◆ What is expected: Repeat the material exactly, every line of it.

◆ Stored records:

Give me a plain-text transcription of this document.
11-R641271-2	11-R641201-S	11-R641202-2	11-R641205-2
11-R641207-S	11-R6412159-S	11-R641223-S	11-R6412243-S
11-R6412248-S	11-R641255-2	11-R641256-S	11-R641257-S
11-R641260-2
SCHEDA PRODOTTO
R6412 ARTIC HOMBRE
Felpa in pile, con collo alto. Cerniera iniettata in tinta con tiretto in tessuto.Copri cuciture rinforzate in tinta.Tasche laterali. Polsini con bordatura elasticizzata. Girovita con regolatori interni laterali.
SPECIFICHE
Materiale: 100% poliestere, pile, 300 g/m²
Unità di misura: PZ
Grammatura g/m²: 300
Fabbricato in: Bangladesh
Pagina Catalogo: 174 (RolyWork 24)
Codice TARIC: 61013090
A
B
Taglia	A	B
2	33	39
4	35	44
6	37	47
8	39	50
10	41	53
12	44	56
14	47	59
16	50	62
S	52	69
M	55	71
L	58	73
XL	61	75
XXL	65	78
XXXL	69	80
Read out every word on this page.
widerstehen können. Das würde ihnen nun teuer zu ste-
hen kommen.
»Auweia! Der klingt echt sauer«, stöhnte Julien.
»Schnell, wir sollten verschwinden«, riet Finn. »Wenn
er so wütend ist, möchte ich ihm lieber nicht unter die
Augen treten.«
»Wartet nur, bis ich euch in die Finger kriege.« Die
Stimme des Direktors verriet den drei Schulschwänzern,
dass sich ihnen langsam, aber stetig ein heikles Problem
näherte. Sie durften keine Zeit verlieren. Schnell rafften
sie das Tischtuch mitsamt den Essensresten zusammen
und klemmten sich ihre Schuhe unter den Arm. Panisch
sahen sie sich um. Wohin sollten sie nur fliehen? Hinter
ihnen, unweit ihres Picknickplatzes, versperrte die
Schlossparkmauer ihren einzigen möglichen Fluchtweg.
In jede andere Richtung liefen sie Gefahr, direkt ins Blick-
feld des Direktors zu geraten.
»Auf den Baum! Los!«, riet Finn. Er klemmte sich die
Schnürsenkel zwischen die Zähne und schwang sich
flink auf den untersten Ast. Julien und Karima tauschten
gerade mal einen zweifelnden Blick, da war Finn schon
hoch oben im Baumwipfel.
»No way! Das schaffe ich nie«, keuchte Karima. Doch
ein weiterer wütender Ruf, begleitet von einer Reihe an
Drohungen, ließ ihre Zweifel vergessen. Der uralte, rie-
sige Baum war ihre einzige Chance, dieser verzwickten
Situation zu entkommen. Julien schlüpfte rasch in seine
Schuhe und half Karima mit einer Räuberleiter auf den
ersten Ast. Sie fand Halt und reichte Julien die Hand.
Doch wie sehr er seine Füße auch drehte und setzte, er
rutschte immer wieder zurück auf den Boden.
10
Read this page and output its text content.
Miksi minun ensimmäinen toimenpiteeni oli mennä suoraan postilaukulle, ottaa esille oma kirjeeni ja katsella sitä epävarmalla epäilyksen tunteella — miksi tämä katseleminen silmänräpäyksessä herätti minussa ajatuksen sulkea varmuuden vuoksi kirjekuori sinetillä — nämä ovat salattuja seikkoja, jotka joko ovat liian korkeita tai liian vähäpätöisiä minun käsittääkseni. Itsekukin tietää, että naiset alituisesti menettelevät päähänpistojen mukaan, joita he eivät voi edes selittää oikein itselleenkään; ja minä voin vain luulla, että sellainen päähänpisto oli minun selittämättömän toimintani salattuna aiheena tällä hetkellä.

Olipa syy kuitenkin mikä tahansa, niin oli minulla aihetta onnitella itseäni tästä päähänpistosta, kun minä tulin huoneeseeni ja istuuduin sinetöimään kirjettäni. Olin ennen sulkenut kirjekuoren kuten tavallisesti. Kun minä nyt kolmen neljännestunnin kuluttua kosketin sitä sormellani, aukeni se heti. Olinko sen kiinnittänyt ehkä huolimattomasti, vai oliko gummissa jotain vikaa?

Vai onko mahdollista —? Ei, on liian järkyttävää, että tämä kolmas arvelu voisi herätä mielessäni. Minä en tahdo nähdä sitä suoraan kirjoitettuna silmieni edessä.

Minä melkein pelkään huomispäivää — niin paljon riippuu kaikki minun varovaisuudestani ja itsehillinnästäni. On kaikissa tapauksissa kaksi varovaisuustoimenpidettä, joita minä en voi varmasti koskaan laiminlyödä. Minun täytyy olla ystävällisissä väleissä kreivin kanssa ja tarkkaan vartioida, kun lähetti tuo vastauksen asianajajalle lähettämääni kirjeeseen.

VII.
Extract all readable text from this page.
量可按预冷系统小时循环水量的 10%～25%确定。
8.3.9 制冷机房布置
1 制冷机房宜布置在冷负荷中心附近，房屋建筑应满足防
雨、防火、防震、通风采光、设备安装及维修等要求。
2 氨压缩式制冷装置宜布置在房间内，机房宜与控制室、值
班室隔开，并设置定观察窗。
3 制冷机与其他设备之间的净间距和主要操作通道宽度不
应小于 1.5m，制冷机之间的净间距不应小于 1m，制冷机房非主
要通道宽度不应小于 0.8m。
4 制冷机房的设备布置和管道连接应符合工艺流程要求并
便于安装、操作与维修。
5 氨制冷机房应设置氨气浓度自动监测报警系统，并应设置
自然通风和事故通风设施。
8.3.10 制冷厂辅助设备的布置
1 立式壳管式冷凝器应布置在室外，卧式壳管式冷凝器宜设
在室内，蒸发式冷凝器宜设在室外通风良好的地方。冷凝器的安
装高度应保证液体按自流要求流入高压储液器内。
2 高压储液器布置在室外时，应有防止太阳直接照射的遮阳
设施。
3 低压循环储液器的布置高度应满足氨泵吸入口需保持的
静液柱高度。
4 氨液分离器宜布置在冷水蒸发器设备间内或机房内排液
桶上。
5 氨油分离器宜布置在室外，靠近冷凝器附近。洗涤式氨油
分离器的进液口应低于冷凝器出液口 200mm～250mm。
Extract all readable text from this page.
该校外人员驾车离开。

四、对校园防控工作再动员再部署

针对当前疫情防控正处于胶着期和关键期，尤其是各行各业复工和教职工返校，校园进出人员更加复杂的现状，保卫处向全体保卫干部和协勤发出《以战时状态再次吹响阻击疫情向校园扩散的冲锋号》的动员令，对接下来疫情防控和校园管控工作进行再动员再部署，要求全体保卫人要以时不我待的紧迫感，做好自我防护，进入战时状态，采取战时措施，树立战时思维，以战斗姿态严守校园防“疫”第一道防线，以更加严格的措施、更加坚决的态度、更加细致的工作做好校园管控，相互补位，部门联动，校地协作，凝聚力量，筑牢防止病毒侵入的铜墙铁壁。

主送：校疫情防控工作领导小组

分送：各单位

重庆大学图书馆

◆ Task answer:
Give me a plain-text transcription of this document.
11-R641271-2	11-R641201-S	11-R641202-2	11-R641205-2
11-R641207-S	11-R6412159-S	11-R641223-S	11-R6412243-S
11-R6412248-S	11-R641255-2	11-R641256-S	11-R641257-S
11-R641260-2
SCHEDA PRODOTTO
R6412 ARTIC HOMBRE
Felpa in pile, con collo alto. Cerniera iniettata in tinta con tiretto in tessuto.Copri cuciture rinforzate in tinta.Tasche laterali. Polsini con bordatura elasticizzata. Girovita con regolatori interni laterali.
SPECIFICHE
Materiale: 100% poliestere, pile, 300 g/m²
Unità di misura: PZ
Grammatura g/m²: 300
Fabbricato in: Bangladesh
Pagina Catalogo: 174 (RolyWork 24)
Codice TARIC: 61013090
A
B
Taglia	A	B
2	33	39
4	35	44
6	37	47
8	39	50
10	41	53
12	44	56
14	47	59
16	50	62
S	52	69
M	55	71
L	58	73
XL	61	75
XXL	65	78
XXXL	69	80
Read out every word on this page.
widerstehen können. Das würde ihnen nun teuer zu ste-
hen kommen.
»Auweia! Der klingt echt sauer«, stöhnte Julien.
»Schnell, wir sollten verschwinden«, riet Finn. »Wenn
er so wütend ist, möchte ich ihm lieber nicht unter die
Augen treten.«
»Wartet nur, bis ich euch in die Finger kriege.« Die
Stimme des Direktors verriet den drei Schulschwänzern,
dass sich ihnen langsam, aber stetig ein heikles Problem
näherte. Sie durften keine Zeit verlieren. Schnell rafften
sie das Tischtuch mitsamt den Essensresten zusammen
und klemmten sich ihre Schuhe unter den Arm. Panisch
sahen sie sich um. Wohin sollten sie nur fliehen? Hinter
ihnen, unweit ihres Picknickplatzes, versperrte die
Schlossparkmauer ihren einzigen möglichen Fluchtweg.
In jede andere Richtung liefen sie Gefahr, direkt ins Blick-
feld des Direktors zu geraten.
»Auf den Baum! Los!«, riet Finn. Er klemmte sich die
Schnürsenkel zwischen die Zähne und schwang sich
flink auf den untersten Ast. Julien und Karima tauschten
gerade mal einen zweifelnden Blick, da war Finn schon
hoch oben im Baumwipfel.
»No way! Das schaffe ich nie«, keuchte Karima. Doch
ein weiterer wütender Ruf, begleitet von einer Reihe an
Drohungen, ließ ihre Zweifel vergessen. Der uralte, rie-
sige Baum war ihre einzige Chance, dieser verzwickten
Situation zu entkommen. Julien schlüpfte rasch in seine
Schuhe und half Karima mit einer Räuberleiter auf den
ersten Ast. Sie fand Halt und reichte Julien die Hand.
Doch wie sehr er seine Füße auch drehte und setzte, er
rutschte immer wieder zurück auf den Boden.
10
Read this page and output its text content.
Miksi minun ensimmäinen toimenpiteeni oli mennä suoraan postilaukulle, ottaa esille oma kirjeeni ja katsella sitä epävarmalla epäilyksen tunteella — miksi tämä katseleminen silmänräpäyksessä herätti minussa ajatuksen sulkea varmuuden vuoksi kirjekuori sinetillä — nämä ovat salattuja seikkoja, jotka joko ovat liian korkeita tai liian vähäpätöisiä minun käsittääkseni. Itsekukin tietää, että naiset alituisesti menettelevät päähänpistojen mukaan, joita he eivät voi edes selittää oikein itselleenkään; ja minä voin vain luulla, että sellainen päähänpisto oli minun selittämättömän toimintani salattuna aiheena tällä hetkellä.

Olipa syy kuitenkin mikä tahansa, niin oli minulla aihetta onnitella itseäni tästä päähänpistosta, kun minä tulin huoneeseeni ja istuuduin sinetöimään kirjettäni. Olin ennen sulkenut kirjekuoren kuten tavallisesti. Kun minä nyt kolmen neljännestunnin kuluttua kosketin sitä sormellani, aukeni se heti. Olinko sen kiinnittänyt ehkä huolimattomasti, vai oliko gummissa jotain vikaa?

Vai onko mahdollista —? Ei, on liian järkyttävää, että tämä kolmas arvelu voisi herätä mielessäni. Minä en tahdo nähdä sitä suoraan kirjoitettuna silmieni edessä.

Minä melkein pelkään huomispäivää — niin paljon riippuu kaikki minun varovaisuudestani ja itsehillinnästäni. On kaikissa tapauksissa kaksi varovaisuustoimenpidettä, joita minä en voi varmasti koskaan laiminlyödä. Minun täytyy olla ystävällisissä väleissä kreivin kanssa ja tarkkaan vartioida, kun lähetti tuo vastauksen asianajajalle lähettämääni kirjeeseen.

VII.
Extract all readable text from this page.
量可按预冷系统小时循环水量的 10%～25%确定。
8.3.9 制冷机房布置
1 制冷机房宜布置在冷负荷中心附近，房屋建筑应满足防
雨、防火、防震、通风采光、设备安装及维修等要求。
2 氨压缩式制冷装置宜布置在房间内，机房宜与控制室、值
班室隔开，并设置定观察窗。
3 制冷机与其他设备之间的净间距和主要操作通道宽度不
应小于 1.5m，制冷机之间的净间距不应小于 1m，制冷机房非主
要通道宽度不应小于 0.8m。
4 制冷机房的设备布置和管道连接应符合工艺流程要求并
便于安装、操作与维修。
5 氨制冷机房应设置氨气浓度自动监测报警系统，并应设置
自然通风和事故通风设施。
8.3.10 制冷厂辅助设备的布置
1 立式壳管式冷凝器应布置在室外，卧式壳管式冷凝器宜设
在室内，蒸发式冷凝器宜设在室外通风良好的地方。冷凝器的安
装高度应保证液体按自流要求流入高压储液器内。
2 高压储液器布置在室外时，应有防止太阳直接照射的遮阳
设施。
3 低压循环储液器的布置高度应满足氨泵吸入口需保持的
静液柱高度。
4 氨液分离器宜布置在冷水蒸发器设备间内或机房内排液
桶上。
5 氨油分离器宜布置在室外，靠近冷凝器附近。洗涤式氨油
分离器的进液口应低于冷凝器出液口 200mm～250mm。
Extract all readable text from this page.
该校外人员驾车离开。

四、对校园防控工作再动员再部署

针对当前疫情防控正处于胶着期和关键期，尤其是各行各业复工和教职工返校，校园进出人员更加复杂的现状，保卫处向全体保卫干部和协勤发出《以战时状态再次吹响阻击疫情向校园扩散的冲锋号》的动员令，对接下来疫情防控和校园管控工作进行再动员再部署，要求全体保卫人要以时不我待的紧迫感，做好自我防护，进入战时状态，采取战时措施，树立战时思维，以战斗姿态严守校园防“疫”第一道防线，以更加严格的措施、更加坚决的态度、更加细致的工作做好校园管控，相互补位，部门联动，校地协作，凝聚力量，筑牢防止病毒侵入的铜墙铁壁。

主送：校疫情防控工作领导小组

分送：各单位

重庆大学图书馆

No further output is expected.